Challenge: Each record is to be transcribed exactly.

(Collected data)

####

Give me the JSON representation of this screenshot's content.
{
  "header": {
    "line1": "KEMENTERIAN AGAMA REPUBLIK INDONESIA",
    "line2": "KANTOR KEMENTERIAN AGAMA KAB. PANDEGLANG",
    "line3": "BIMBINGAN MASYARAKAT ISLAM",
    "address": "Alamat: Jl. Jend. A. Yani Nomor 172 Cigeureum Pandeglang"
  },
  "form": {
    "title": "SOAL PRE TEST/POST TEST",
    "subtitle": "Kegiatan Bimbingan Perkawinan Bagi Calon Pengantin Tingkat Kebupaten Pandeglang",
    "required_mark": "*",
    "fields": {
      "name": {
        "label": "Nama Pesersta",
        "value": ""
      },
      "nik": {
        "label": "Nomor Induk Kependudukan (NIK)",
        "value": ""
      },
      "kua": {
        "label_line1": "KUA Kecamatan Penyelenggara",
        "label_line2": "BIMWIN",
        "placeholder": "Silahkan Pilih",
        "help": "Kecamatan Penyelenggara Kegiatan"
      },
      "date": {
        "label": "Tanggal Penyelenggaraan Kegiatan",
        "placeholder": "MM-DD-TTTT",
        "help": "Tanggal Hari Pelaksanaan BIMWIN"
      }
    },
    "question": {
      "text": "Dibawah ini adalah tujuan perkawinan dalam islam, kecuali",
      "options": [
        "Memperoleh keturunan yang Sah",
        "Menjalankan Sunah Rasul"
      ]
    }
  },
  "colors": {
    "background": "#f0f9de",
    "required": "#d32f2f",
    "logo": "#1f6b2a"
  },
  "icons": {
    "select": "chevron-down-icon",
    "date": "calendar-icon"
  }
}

####

Expected answer:
Give me the JSON representation of this screenshot's content.
{
  "header": {
    "line1": "KEMENTERIAN AGAMA REPUBLIK INDONESIA",
    "line2": "KANTOR KEMENTERIAN AGAMA KAB. PANDEGLANG",
    "line3": "BIMBINGAN MASYARAKAT ISLAM",
    "address": "Alamat: Jl. Jend. A. Yani Nomor 172 Cigeureum Pandeglang"
  },
  "form": {
    "title": "SOAL PRE TEST/POST TEST",
    "subtitle": "Kegiatan Bimbingan Perkawinan Bagi Calon Pengantin Tingkat Kebupaten Pandeglang",
    "required_mark": "*",
    "fields": {
      "name": {
        "label": "Nama Pesersta",
        "value": ""
      },
      "nik": {
        "label": "Nomor Induk Kependudukan (NIK)",
        "value": ""
      },
      "kua": {
        "label_line1": "KUA Kecamatan Penyelenggara",
        "label_line2": "BIMWIN",
        "placeholder": "Silahkan Pilih",
        "help": "Kecamatan Penyelenggara Kegiatan"
      },
      "date": {
        "label": "Tanggal Penyelenggaraan Kegiatan",
        "placeholder": "MM-DD-TTTT",
        "help": "Tanggal Hari Pelaksanaan BIMWIN"
      }
    },
    "question": {
      "text": "Dibawah ini adalah tujuan perkawinan dalam islam, kecuali",
      "options": [
        "Memperoleh keturunan yang Sah",
        "Menjalankan Sunah Rasul"
      ]
    }
  },
  "colors": {
    "background": "#f0f9de",
    "required": "#d32f2f",
    "logo": "#1f6b2a"
  },
  "icons": {
    "select": "chevron-down-icon",
    "date": "calendar-icon"
  }
}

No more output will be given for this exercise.